Entries from a dataset:

■ ■ ■ ■ ■

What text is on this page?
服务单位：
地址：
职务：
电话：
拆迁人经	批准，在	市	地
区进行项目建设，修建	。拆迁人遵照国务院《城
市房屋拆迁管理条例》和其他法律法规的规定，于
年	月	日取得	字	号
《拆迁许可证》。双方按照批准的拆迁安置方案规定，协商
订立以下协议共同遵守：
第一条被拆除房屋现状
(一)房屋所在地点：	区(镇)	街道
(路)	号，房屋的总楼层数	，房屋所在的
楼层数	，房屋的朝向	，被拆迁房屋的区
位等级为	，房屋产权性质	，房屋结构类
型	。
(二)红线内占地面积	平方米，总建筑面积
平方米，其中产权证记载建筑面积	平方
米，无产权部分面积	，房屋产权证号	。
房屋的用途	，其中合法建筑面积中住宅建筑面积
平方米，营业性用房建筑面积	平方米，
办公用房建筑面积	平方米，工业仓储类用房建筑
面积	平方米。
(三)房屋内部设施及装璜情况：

■ ■ ■ ■ ■

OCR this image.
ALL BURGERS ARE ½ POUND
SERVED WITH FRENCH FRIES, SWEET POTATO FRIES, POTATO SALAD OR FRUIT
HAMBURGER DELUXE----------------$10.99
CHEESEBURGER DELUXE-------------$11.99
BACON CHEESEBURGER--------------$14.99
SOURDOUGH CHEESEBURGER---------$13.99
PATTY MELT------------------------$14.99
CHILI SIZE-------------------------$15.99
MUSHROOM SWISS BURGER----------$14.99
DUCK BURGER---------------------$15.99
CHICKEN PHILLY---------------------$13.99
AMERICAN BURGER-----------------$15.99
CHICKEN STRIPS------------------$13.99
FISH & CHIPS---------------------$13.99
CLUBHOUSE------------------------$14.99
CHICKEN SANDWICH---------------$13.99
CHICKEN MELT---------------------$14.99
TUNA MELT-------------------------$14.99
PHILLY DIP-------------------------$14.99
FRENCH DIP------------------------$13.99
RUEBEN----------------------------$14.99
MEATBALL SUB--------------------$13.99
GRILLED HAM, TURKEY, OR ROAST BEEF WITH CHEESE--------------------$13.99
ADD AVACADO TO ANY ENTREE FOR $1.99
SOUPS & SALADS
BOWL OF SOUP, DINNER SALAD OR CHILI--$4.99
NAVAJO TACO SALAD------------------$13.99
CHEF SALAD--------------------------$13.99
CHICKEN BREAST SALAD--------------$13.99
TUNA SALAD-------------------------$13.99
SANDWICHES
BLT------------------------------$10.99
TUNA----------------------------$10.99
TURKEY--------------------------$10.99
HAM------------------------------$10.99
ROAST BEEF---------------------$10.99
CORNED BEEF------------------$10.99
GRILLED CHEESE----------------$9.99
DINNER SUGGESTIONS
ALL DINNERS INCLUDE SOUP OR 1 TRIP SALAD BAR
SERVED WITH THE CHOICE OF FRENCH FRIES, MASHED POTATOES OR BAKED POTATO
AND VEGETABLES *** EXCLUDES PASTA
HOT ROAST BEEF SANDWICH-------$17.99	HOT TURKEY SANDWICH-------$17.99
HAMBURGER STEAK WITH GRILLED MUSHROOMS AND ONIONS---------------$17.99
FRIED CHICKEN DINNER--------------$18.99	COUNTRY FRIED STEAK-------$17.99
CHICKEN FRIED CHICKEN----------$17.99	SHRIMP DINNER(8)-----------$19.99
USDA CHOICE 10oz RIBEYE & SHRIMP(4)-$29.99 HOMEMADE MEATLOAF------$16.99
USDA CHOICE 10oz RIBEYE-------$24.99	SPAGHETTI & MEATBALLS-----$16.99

■ ■ ■ ■ ■

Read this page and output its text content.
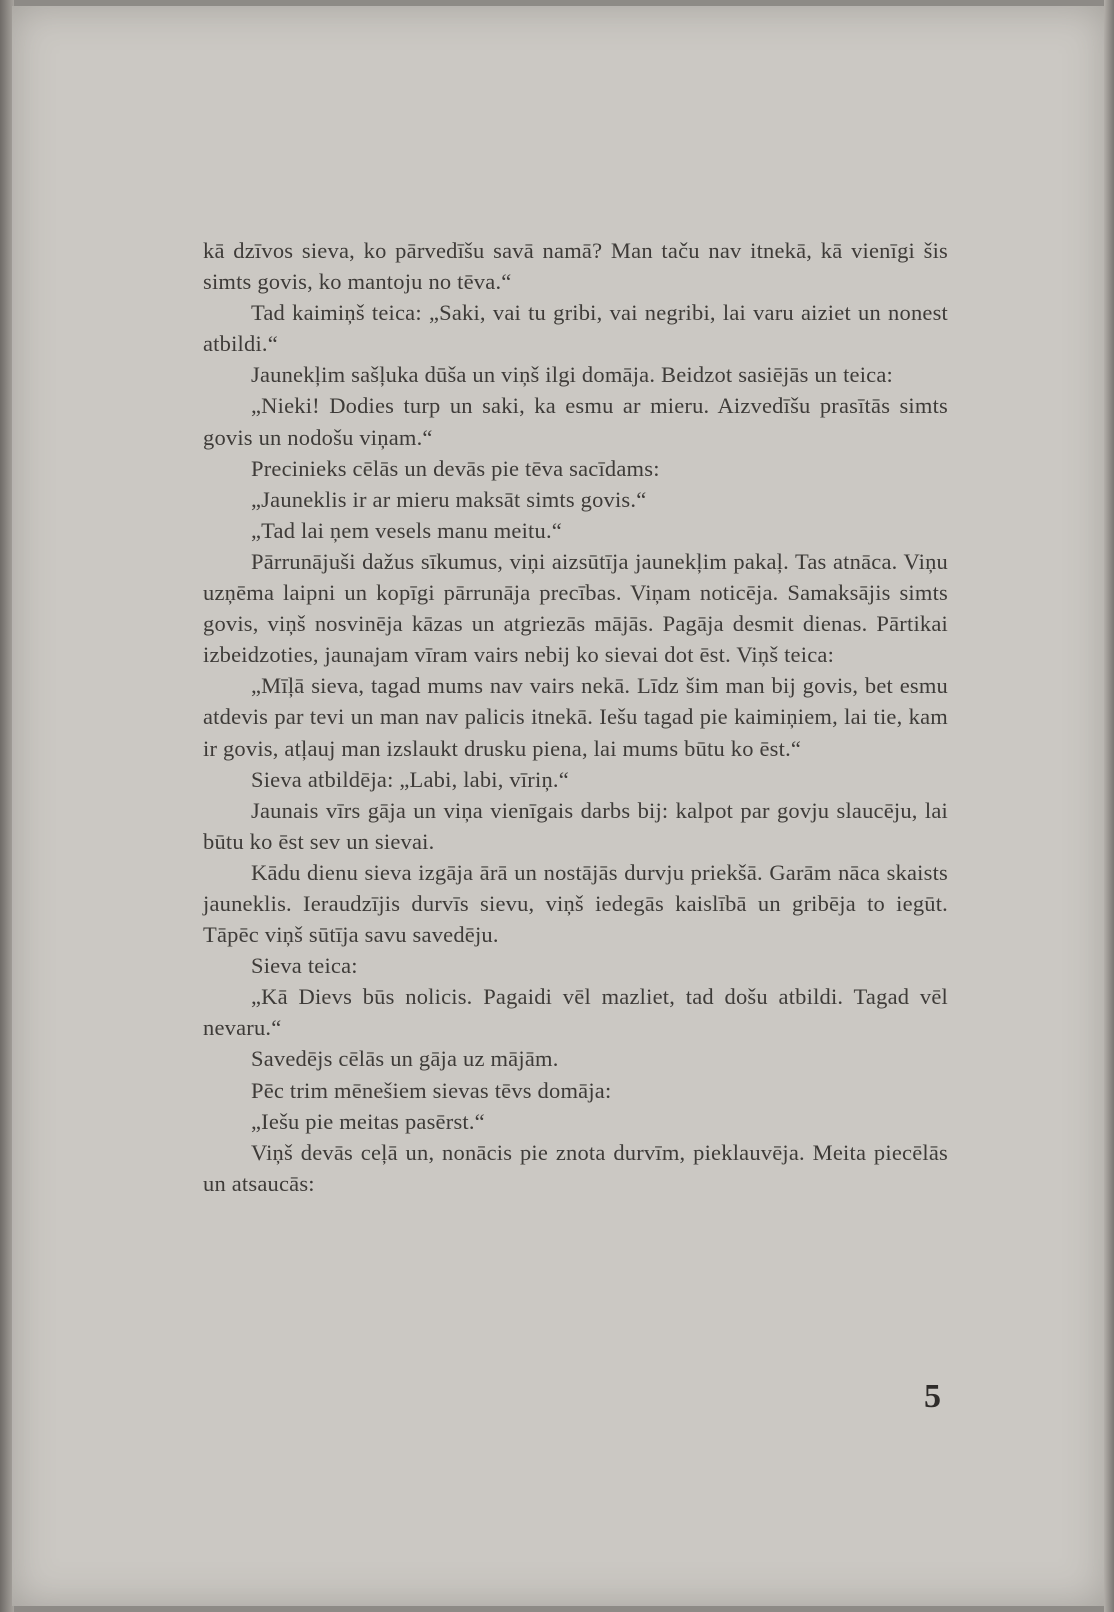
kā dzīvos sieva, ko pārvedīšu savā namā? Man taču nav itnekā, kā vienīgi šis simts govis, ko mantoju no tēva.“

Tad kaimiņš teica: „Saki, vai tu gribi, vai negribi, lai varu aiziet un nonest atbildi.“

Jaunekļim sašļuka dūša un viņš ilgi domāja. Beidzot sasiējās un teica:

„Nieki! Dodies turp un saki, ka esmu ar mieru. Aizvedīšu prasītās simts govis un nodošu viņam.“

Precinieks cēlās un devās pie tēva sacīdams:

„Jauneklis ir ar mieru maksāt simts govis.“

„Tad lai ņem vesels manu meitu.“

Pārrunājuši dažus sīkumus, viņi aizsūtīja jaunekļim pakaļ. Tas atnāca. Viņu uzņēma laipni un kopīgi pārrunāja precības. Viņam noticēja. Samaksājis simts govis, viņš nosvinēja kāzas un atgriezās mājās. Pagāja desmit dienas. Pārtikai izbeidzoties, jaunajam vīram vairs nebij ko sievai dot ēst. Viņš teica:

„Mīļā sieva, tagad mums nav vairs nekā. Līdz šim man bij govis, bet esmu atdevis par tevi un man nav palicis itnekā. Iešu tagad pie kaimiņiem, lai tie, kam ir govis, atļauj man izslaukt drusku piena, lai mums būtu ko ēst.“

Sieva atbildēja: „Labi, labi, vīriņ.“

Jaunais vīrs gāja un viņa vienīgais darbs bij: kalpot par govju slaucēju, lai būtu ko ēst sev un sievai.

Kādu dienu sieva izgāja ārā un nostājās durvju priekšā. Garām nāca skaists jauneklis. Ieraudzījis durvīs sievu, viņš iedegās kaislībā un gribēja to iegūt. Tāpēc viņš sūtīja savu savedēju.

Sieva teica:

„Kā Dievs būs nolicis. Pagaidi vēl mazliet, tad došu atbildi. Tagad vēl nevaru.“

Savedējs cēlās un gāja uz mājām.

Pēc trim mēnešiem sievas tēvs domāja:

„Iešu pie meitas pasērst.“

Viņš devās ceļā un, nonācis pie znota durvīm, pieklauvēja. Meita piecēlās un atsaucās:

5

■ ■ ■ ■ ■

**Work to complete:** Using the material above, copy every line in which the string "FRIES" occurs.

**Answer to this exercise:**
SERVED WITH FRENCH FRIES, SWEET POTATO FRIES, POTATO SALAD OR FRUIT
SERVED WITH THE CHOICE OF FRENCH FRIES, MASHED POTATOES OR BAKED POTATO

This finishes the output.